WHAT YOU HAVE TO DO.
Leave out the pictures and restate the rest of the data exactly.

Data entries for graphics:
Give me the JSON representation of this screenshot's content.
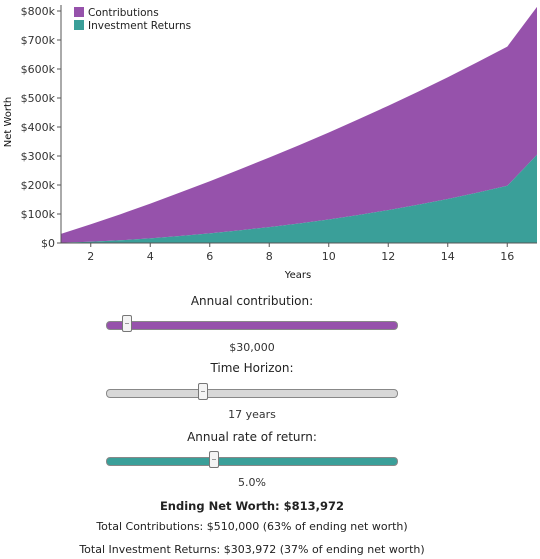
{
  "chart_data": {
    "type": "area",
    "stacked": true,
    "xlabel": "Years",
    "ylabel": "Net Worth",
    "xlim": [
      1,
      17
    ],
    "ylim": [
      0,
      800000
    ],
    "x_ticks": [
      2,
      4,
      6,
      8,
      10,
      12,
      14,
      16
    ],
    "y_ticks": [
      0,
      100000,
      200000,
      300000,
      400000,
      500000,
      600000,
      700000,
      800000
    ],
    "x_tick_labels": [
      "2",
      "4",
      "6",
      "8",
      "10",
      "12",
      "14",
      "16"
    ],
    "y_tick_labels": [
      "$0",
      "$100k",
      "$200k",
      "$300k",
      "$400k",
      "$500k",
      "$600k",
      "$700k",
      "$800k"
    ],
    "legend_position": "top-left",
    "x": [
      1,
      2,
      3,
      4,
      5,
      6,
      7,
      8,
      9,
      10,
      11,
      12,
      13,
      14,
      15,
      16,
      17
    ],
    "series": [
      {
        "name": "Contributions",
        "color": "#9652ab",
        "values": [
          30000,
          60000,
          90000,
          120000,
          150000,
          180000,
          210000,
          240000,
          270000,
          300000,
          330000,
          360000,
          390000,
          420000,
          450000,
          480000,
          510000
        ]
      },
      {
        "name": "Investment Returns",
        "color": "#3a9f99",
        "values": [
          1500,
          4575,
          9304,
          15769,
          24058,
          33261,
          43474,
          54798,
          67338,
          81206,
          96516,
          113342,
          131759,
          151847,
          173690,
          197374,
          303972
        ]
      }
    ]
  },
  "controls": {
    "contribution": {
      "label": "Annual contribution:",
      "value_text": "$30,000",
      "fraction": 0.07,
      "fill_color": "#9652ab"
    },
    "horizon": {
      "label": "Time Horizon:",
      "value_text": "17 years",
      "fraction": 0.33,
      "fill_color": "#d8d8d8"
    },
    "rate": {
      "label": "Annual rate of return:",
      "value_text": "5.0%",
      "fraction": 0.37,
      "fill_color": "#3a9f99"
    }
  },
  "summary": {
    "ending": "Ending Net Worth: $813,972",
    "contributions": "Total Contributions: $510,000 (63% of ending net worth)",
    "returns": "Total Investment Returns: $303,972 (37% of ending net worth)"
  }
}
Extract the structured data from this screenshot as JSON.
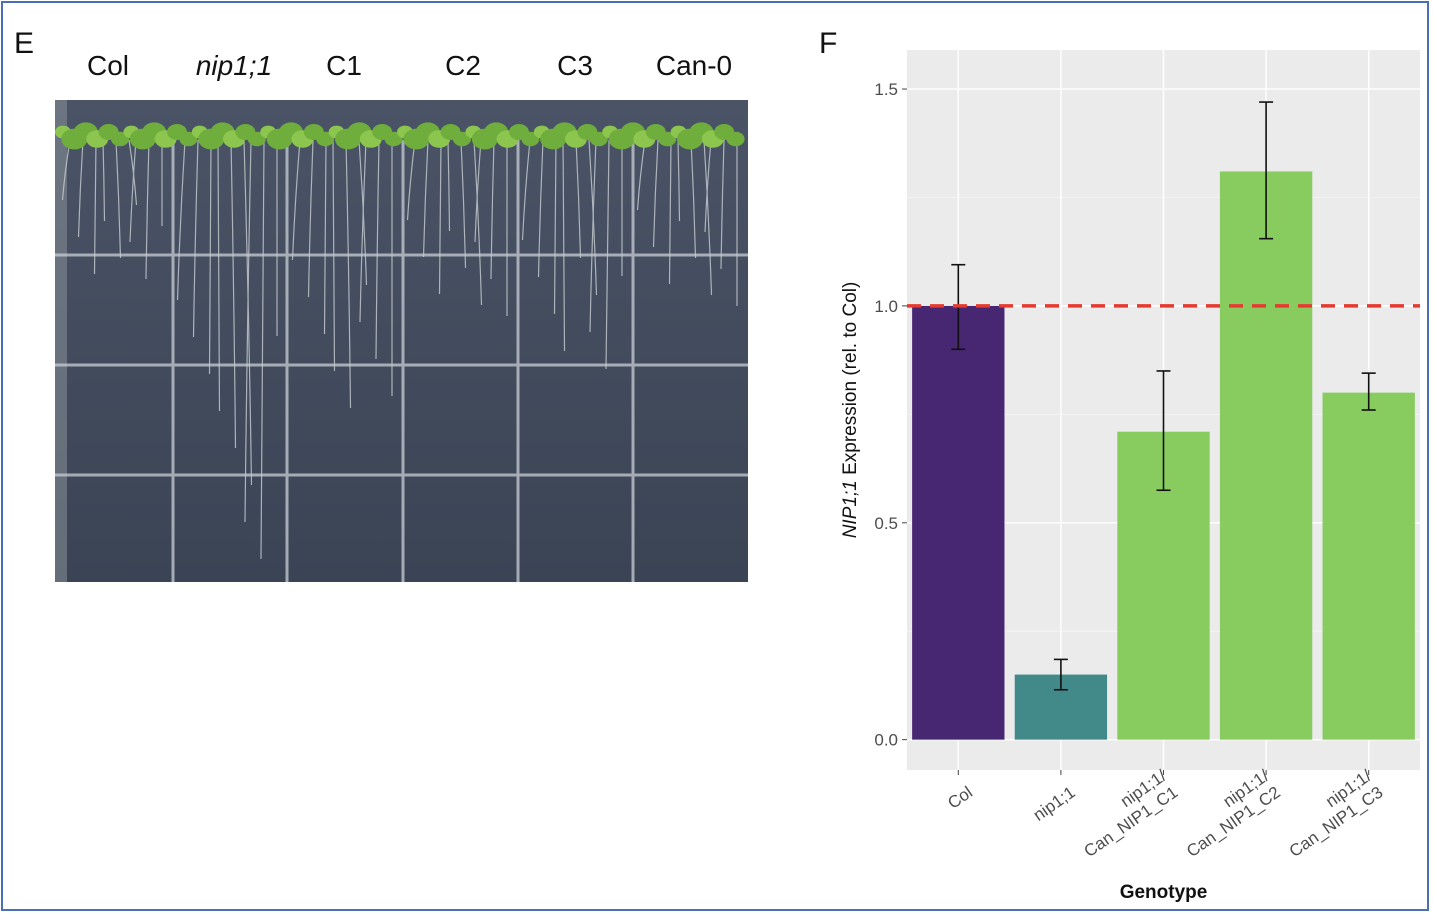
{
  "panel_e": {
    "letter": "E",
    "labels": [
      {
        "text": "Col",
        "italic": false
      },
      {
        "text": "nip1;1",
        "italic": true
      },
      {
        "text": "C1",
        "italic": false
      },
      {
        "text": "C2",
        "italic": false
      },
      {
        "text": "C3",
        "italic": false
      },
      {
        "text": "Can-0",
        "italic": false
      }
    ]
  },
  "panel_f": {
    "letter": "F"
  },
  "chart_data": {
    "type": "bar",
    "categories": [
      "Col",
      "nip1;1",
      "nip1;1/\nCan_NIP1_C1",
      "nip1;1/\nCan_NIP1_C2",
      "nip1;1/\nCan_NIP1_C3"
    ],
    "values": [
      1.0,
      0.15,
      0.71,
      1.31,
      0.8
    ],
    "error_low": [
      0.9,
      0.115,
      0.575,
      1.155,
      0.76
    ],
    "error_high": [
      1.095,
      0.185,
      0.85,
      1.47,
      0.845
    ],
    "colors": [
      "#472672",
      "#428a8a",
      "#88cc60",
      "#88cc60",
      "#88cc60"
    ],
    "xlabel": "Genotype",
    "ylabel_italic": "NIP1;1",
    "ylabel_rest": " Expression  (rel. to Col)",
    "ylim": [
      -0.07,
      1.59
    ],
    "yticks": [
      0.0,
      0.5,
      1.0,
      1.5
    ],
    "ytick_labels": [
      "0.0",
      "0.5",
      "1.0",
      "1.5"
    ],
    "reference_line": {
      "y": 1.0,
      "color": "#e53a2f",
      "style": "dashed"
    },
    "panel_background": "#ebebeb",
    "grid": true
  }
}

EXPECTED OUTPUT.
Give me the JSON representation of this screenshot's content.
{
  "chart_data": {
    "type": "area",
    "stacked": true,
    "xlabel": "Years",
    "ylabel": "Net Worth",
    "xlim": [
      1,
      17
    ],
    "ylim": [
      0,
      800000
    ],
    "x_ticks": [
      2,
      4,
      6,
      8,
      10,
      12,
      14,
      16
    ],
    "y_ticks": [
      0,
      100000,
      200000,
      300000,
      400000,
      500000,
      600000,
      700000,
      800000
    ],
    "x_tick_labels": [
      "2",
      "4",
      "6",
      "8",
      "10",
      "12",
      "14",
      "16"
    ],
    "y_tick_labels": [
      "$0",
      "$100k",
      "$200k",
      "$300k",
      "$400k",
      "$500k",
      "$600k",
      "$700k",
      "$800k"
    ],
    "legend_position": "top-left",
    "x": [
      1,
      2,
      3,
      4,
      5,
      6,
      7,
      8,
      9,
      10,
      11,
      12,
      13,
      14,
      15,
      16,
      17
    ],
    "series": [
      {
        "name": "Contributions",
        "color": "#9652ab",
        "values": [
          30000,
          60000,
          90000,
          120000,
          150000,
          180000,
          210000,
          240000,
          270000,
          300000,
          330000,
          360000,
          390000,
          420000,
          450000,
          480000,
          510000
        ]
      },
      {
        "name": "Investment Returns",
        "color": "#3a9f99",
        "values": [
          1500,
          4575,
          9304,
          15769,
          24058,
          33261,
          43474,
          54798,
          67338,
          81206,
          96516,
          113342,
          131759,
          151847,
          173690,
          197374,
          303972
        ]
      }
    ]
  },
  "controls": {
    "contribution": {
      "label": "Annual contribution:",
      "value_text": "$30,000",
      "fraction": 0.07,
      "fill_color": "#9652ab"
    },
    "horizon": {
      "label": "Time Horizon:",
      "value_text": "17 years",
      "fraction": 0.33,
      "fill_color": "#d8d8d8"
    },
    "rate": {
      "label": "Annual rate of return:",
      "value_text": "5.0%",
      "fraction": 0.37,
      "fill_color": "#3a9f99"
    }
  },
  "summary": {
    "ending": "Ending Net Worth: $813,972",
    "contributions": "Total Contributions: $510,000 (63% of ending net worth)",
    "returns": "Total Investment Returns: $303,972 (37% of ending net worth)"
  }
}
Extract the structured data from this screenshot as JSON.
{
  "panel_e": {
    "letter": "E",
    "labels": [
      {
        "text": "Col",
        "italic": false
      },
      {
        "text": "nip1;1",
        "italic": true
      },
      {
        "text": "C1",
        "italic": false
      },
      {
        "text": "C2",
        "italic": false
      },
      {
        "text": "C3",
        "italic": false
      },
      {
        "text": "Can-0",
        "italic": false
      }
    ]
  },
  "panel_f": {
    "letter": "F"
  },
  "chart_data": {
    "type": "bar",
    "categories": [
      "Col",
      "nip1;1",
      "nip1;1/\nCan_NIP1_C1",
      "nip1;1/\nCan_NIP1_C2",
      "nip1;1/\nCan_NIP1_C3"
    ],
    "values": [
      1.0,
      0.15,
      0.71,
      1.31,
      0.8
    ],
    "error_low": [
      0.9,
      0.115,
      0.575,
      1.155,
      0.76
    ],
    "error_high": [
      1.095,
      0.185,
      0.85,
      1.47,
      0.845
    ],
    "colors": [
      "#472672",
      "#428a8a",
      "#88cc60",
      "#88cc60",
      "#88cc60"
    ],
    "xlabel": "Genotype",
    "ylabel_italic": "NIP1;1",
    "ylabel_rest": " Expression  (rel. to Col)",
    "ylim": [
      -0.07,
      1.59
    ],
    "yticks": [
      0.0,
      0.5,
      1.0,
      1.5
    ],
    "ytick_labels": [
      "0.0",
      "0.5",
      "1.0",
      "1.5"
    ],
    "reference_line": {
      "y": 1.0,
      "color": "#e53a2f",
      "style": "dashed"
    },
    "panel_background": "#ebebeb",
    "grid": true
  }
}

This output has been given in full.